(Exercise) Sort through the entries below and pull out lines containing the word "readers".
--- begin Provided entries ---
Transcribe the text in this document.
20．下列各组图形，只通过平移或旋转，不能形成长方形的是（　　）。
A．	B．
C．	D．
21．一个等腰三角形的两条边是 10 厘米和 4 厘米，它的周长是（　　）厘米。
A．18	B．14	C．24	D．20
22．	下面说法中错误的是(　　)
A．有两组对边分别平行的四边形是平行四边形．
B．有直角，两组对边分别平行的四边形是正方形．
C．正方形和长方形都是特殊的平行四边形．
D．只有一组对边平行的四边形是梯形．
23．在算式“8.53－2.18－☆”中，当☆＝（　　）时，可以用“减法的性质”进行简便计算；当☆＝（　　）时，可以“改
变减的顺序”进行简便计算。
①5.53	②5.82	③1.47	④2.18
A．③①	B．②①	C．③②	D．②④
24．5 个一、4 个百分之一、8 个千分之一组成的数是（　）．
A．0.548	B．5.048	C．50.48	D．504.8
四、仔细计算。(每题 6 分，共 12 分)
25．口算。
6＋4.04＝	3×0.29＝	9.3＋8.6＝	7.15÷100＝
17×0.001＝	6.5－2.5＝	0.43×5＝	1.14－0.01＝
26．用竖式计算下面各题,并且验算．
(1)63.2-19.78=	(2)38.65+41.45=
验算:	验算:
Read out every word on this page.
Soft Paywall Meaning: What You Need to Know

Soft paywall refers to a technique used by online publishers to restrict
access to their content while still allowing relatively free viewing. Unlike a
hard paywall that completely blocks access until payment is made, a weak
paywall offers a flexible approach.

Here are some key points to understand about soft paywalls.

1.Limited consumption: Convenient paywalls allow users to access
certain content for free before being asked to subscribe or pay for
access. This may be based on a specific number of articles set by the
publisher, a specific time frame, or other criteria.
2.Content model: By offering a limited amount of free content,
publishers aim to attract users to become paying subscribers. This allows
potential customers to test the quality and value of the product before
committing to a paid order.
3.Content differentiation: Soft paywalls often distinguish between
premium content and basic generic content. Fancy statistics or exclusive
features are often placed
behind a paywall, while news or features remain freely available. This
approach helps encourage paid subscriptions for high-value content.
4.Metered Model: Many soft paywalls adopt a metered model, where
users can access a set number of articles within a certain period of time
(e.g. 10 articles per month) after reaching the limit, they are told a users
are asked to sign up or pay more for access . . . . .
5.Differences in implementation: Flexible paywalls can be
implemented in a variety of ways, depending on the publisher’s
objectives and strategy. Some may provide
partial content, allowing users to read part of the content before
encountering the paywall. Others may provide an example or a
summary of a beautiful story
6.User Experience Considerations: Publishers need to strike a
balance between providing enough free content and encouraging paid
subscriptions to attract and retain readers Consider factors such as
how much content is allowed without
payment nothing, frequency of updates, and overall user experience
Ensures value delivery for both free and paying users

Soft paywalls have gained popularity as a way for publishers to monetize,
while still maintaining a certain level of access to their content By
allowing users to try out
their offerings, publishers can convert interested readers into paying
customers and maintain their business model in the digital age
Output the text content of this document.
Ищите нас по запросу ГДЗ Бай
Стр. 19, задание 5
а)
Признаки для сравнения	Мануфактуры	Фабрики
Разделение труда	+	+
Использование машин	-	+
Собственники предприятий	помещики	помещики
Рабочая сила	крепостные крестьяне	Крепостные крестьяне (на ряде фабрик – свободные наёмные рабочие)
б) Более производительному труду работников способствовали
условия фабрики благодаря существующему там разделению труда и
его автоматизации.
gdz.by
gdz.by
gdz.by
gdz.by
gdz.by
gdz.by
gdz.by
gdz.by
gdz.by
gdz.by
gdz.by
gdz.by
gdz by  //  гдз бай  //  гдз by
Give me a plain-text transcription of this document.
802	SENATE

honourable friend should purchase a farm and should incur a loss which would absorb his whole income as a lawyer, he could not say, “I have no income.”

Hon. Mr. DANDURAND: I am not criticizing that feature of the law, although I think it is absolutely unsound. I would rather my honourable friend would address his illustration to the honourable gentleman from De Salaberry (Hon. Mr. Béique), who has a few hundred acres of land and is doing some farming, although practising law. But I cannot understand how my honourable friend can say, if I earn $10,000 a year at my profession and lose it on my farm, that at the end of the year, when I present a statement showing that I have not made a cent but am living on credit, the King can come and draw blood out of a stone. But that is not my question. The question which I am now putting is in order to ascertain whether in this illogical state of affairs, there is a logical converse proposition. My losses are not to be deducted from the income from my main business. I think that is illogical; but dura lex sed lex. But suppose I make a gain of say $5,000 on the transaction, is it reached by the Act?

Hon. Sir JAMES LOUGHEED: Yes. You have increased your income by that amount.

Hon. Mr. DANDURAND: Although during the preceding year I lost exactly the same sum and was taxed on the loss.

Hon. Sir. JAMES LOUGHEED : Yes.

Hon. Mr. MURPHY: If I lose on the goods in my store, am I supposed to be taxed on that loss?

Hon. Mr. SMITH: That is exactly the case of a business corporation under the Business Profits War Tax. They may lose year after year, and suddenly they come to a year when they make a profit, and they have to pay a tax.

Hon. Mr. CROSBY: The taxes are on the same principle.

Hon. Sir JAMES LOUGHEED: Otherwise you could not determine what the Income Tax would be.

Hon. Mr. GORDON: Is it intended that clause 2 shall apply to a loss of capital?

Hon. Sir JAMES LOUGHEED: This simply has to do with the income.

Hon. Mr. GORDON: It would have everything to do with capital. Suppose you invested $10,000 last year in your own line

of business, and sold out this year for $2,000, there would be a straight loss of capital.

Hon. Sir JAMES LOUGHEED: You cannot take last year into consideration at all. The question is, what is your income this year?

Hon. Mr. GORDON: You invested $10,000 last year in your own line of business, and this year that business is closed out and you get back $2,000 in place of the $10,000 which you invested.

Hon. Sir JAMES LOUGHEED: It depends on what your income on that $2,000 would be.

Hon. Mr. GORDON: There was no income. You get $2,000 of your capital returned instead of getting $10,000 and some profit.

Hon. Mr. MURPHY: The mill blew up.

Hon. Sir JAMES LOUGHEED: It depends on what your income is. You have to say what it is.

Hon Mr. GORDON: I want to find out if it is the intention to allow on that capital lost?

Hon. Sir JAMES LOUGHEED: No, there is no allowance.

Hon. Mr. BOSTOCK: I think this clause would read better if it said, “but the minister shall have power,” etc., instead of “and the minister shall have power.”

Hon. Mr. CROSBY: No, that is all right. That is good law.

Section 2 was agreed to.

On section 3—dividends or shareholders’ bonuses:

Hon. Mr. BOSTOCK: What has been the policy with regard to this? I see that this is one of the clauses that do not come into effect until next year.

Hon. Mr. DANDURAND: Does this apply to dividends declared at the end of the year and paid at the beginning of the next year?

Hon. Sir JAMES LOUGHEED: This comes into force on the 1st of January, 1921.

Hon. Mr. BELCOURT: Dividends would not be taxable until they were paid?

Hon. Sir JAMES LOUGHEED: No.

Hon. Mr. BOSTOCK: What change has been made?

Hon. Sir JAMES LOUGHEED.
--- end Provided entries ---
(Output for this exercise)
subscriptions to attract and retain readers Consider factors such as
their offerings, publishers can convert interested readers into paying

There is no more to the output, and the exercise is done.